▶ [Polecenie 1]:
Odpowiedz krótko na pytania do fragmentu strony:
(a) Jaki katalog skopiowano z PW2, aby tryb Voice View zaczął działać?
(b) Jakie dwa sklepy z głosami zostały wymienione?
(c) W jakim katalogu w pamięci telefonu leżą pliki z głosami?

━━━ Fragment strony

Poza tym – wiesz jak wypakować głoś z pliku obb? Taki jest w tym do czego dałeś link po rozpakowaniu.
FW 5.7.4 jest OK. Coś innego nie gra.
No więc działa… ale na PW3 – zdjęcie. Ruszyło od pierwszego strzału, faktycznie 5.7.4 wystarczy. Na czytniku nie było katalogu /voice z tej aktualizacji, podpięcie kabla spowodowało, że na karcie zapaliła się dioda a na ekranie pojawiło się takie okienko. Skopiowałem więc katalog „voice” z PW2 i ruszyło.
Można czytać książki spoza amazonu po angielsku, ale książki po polsku nie działają z głosem Salli, jest informacja (głosowa), że „This view is not supported by voice view”.
Podczas czytania nie jest podświetlany tekst, ale strony zmieniają się same.
Nawigacja w trybie Voice View jest inna, trzeba najpierw raz dotknąć klawisza, odsłuchać jego nazwę, a potem dwa razy szybko żeby go wybrać. Opcji jest niewiele niewiele. Nie działa chyba standardowy gest printscreen.
Polskich głosów jeszcze nie próbowałem, z plikami obb faktycznie nie poszło, znalazłem za to dwa sklepy, nie jest tanio: Textaloud i Harpo.
Aha. W międzyczasie, przy którymś restarcie, zrobiła mi się aktualizacja do 5.7.4.1
Ile prądu żre tak podłączona karta?
Kiedy pojawiły się te opcje? Po aktualizacji do 5.7.4.1 czy wcześniej?
Ile prądu żre tak podłączona karta?
Słuchałem łącznie jakieś pół godziny, bateria nie spadła zauważalnie, jeśli już to o jeden poziom. Czytnik wpinałem w międzyczasie 2x do komputera na kilka minut, tyle żeby zgrać pliki. Prądu przy obciążeniu nie mam jak zmierzyć, chyba że rozłupię kartę :-(
Kiedy pojawiły się te opcje? Po aktualizacji do 5.7.4.1 czy wcześniej?
Na 99% wcześniej, ale nie sprawdzę już tego. Voice view zadziałał na pewno na 5.7.4, po skopiowaniu katalogu /voice, ale czy to zdjęcie opcji zrobiłem przed czy po aktualizacji do wersji .1, nie powiem już, mogło być po.
Opcje pojawiają się tylko przy działającym trybie voice view, czyli wpiętym ustrojstwie. „Słoneczko” zmienia swoją funkcję i pojawia się to co na zdjęciu, cały dotykowy interfejs się zmienia.
Porażka. Działa tylko angielski głos. Kodowany. Bez podmiany silnika nie zadziała nic innego. Pozostaje czekać na oficjalne udostępnienie polskich głosów.
Potrzebne pliki można wziąć z androida, w sklepie Play są darmowe głosy Maja (PL) i Amy (GB), Salli (US) zdaje się trzeba kupić.
Pliki leżą w podkatalogach w Android/obb w pamięci telefonu.
A wiesz może skąd w sieci można pobrać? Potestowałbym sobie, a nie mam żadnego urządzenia z Androidem.

━━━━━━
━━━ Wyodrębnione dane

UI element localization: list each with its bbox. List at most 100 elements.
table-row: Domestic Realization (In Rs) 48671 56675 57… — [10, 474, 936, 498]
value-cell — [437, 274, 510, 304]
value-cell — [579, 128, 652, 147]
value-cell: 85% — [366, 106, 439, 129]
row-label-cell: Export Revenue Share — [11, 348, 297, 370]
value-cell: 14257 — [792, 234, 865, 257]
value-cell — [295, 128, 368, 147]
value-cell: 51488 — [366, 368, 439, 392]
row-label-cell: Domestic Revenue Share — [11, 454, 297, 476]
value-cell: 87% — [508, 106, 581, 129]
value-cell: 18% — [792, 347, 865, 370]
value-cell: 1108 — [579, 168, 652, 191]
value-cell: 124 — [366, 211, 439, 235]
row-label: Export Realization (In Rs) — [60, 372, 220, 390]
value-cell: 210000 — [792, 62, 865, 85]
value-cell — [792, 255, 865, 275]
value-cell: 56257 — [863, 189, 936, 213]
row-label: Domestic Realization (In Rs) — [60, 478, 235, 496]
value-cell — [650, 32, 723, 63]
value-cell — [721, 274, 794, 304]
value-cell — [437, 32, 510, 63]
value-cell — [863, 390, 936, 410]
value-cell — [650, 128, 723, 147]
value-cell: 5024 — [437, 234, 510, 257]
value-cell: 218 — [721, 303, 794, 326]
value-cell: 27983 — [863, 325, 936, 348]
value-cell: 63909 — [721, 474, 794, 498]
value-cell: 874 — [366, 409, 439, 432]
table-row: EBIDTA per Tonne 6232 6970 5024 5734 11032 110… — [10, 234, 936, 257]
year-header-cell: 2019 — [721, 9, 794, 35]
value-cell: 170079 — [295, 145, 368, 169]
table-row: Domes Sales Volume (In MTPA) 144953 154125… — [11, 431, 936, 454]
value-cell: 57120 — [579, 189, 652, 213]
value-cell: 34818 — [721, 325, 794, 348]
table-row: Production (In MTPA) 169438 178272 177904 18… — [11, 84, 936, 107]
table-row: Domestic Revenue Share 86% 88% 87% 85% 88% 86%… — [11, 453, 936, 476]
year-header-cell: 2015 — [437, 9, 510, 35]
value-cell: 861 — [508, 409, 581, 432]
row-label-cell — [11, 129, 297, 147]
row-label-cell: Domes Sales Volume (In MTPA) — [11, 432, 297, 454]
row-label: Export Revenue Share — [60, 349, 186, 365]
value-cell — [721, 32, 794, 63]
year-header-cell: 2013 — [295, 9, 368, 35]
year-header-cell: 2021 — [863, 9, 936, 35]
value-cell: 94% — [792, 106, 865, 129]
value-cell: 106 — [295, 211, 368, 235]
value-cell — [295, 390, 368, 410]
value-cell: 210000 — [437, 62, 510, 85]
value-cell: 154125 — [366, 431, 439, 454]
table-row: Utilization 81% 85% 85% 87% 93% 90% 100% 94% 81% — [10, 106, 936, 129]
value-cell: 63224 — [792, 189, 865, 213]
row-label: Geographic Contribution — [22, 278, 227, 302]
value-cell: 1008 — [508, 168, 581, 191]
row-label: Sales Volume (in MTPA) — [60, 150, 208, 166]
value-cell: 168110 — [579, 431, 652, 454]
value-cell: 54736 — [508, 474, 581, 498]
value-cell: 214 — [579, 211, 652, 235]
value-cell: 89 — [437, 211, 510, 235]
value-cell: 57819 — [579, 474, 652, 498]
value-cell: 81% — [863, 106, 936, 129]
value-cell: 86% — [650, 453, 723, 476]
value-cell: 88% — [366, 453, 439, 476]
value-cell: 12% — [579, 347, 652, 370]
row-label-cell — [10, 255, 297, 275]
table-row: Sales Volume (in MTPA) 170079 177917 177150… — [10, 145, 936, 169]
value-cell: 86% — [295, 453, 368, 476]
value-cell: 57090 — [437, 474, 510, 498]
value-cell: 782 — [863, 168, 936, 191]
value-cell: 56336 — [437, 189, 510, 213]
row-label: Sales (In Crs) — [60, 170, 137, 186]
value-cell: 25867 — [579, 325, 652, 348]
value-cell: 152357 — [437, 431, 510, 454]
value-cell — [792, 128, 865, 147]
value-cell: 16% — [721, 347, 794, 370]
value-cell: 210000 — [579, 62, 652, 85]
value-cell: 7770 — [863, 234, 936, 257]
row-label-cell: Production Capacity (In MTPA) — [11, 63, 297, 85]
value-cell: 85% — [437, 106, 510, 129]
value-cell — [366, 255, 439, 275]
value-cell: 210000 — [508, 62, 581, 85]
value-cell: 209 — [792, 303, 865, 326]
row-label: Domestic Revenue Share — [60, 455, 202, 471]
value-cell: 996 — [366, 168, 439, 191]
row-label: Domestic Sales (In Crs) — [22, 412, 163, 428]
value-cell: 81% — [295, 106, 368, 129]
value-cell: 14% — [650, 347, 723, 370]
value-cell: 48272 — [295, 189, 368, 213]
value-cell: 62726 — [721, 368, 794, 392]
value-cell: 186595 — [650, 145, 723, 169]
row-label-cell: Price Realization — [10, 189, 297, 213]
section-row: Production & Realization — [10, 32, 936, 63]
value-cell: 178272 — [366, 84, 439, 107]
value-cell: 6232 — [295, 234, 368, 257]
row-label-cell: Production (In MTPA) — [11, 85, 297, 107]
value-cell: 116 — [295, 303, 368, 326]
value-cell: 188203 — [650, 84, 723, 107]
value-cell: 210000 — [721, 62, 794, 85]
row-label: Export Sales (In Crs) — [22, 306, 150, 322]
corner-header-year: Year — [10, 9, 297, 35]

━━━━━━

▶ [Polecenie 2]:
Zestaw wpisy od ich początku do wiersza z „value-cell: 874 — [366, 409, 439, 432]” włącznie w tabelę Markdown z kolumnami „Nr” i „Wiersz”. Puste wiersze pomiń.

▶ [Odpowiedź 1]:
(a) Katalog „voice”.
(b) Textaloud i Harpo.
(c) W podkatalogach katalogu Android/obb.

▶ [Odpowiedź 2]:
| Nr | Wiersz |
|---|---|
| 1 | UI element localization: list each with its bbox. List at most 100 elements. |
| 2 | table-row: Domestic Realization (In Rs) 48671 56675 57… — [10, 474, 936, 498] |
| 3 | value-cell — [437, 274, 510, 304] |
| 4 | value-cell — [579, 128, 652, 147] |
| 5 | value-cell: 85% — [366, 106, 439, 129] |
| 6 | row-label-cell: Export Revenue Share — [11, 348, 297, 370] |
| 7 | value-cell: 14257 — [792, 234, 865, 257] |
| 8 | value-cell — [295, 128, 368, 147] |
| 9 | value-cell: 51488 — [366, 368, 439, 392] |
| 10 | row-label-cell: Domestic Revenue Share — [11, 454, 297, 476] |
| 11 | value-cell: 87% — [508, 106, 581, 129] |
| 12 | value-cell: 18% — [792, 347, 865, 370] |
| 13 | value-cell: 1108 — [579, 168, 652, 191] |
| 14 | value-cell: 124 — [366, 211, 439, 235] |
| 15 | row-label: Export Realization (In Rs) — [60, 372, 220, 390] |
| 16 | value-cell: 210000 — [792, 62, 865, 85] |
| 17 | value-cell — [792, 255, 865, 275] |
| 18 | value-cell: 56257 — [863, 189, 936, 213] |
| 19 | row-label: Domestic Realization (In Rs) — [60, 478, 235, 496] |
| 20 | value-cell — [650, 32, 723, 63] |
| 21 | value-cell — [721, 274, 794, 304] |
| 22 | value-cell — [437, 32, 510, 63] |
| 23 | value-cell — [863, 390, 936, 410] |
| 24 | value-cell — [650, 128, 723, 147] |
| 25 | value-cell: 5024 — [437, 234, 510, 257] |
| 26 | value-cell: 218 — [721, 303, 794, 326] |
| 27 | value-cell: 27983 — [863, 325, 936, 348] |
| 28 | value-cell: 63909 — [721, 474, 794, 498] |
| 29 | value-cell: 874 — [366, 409, 439, 432] |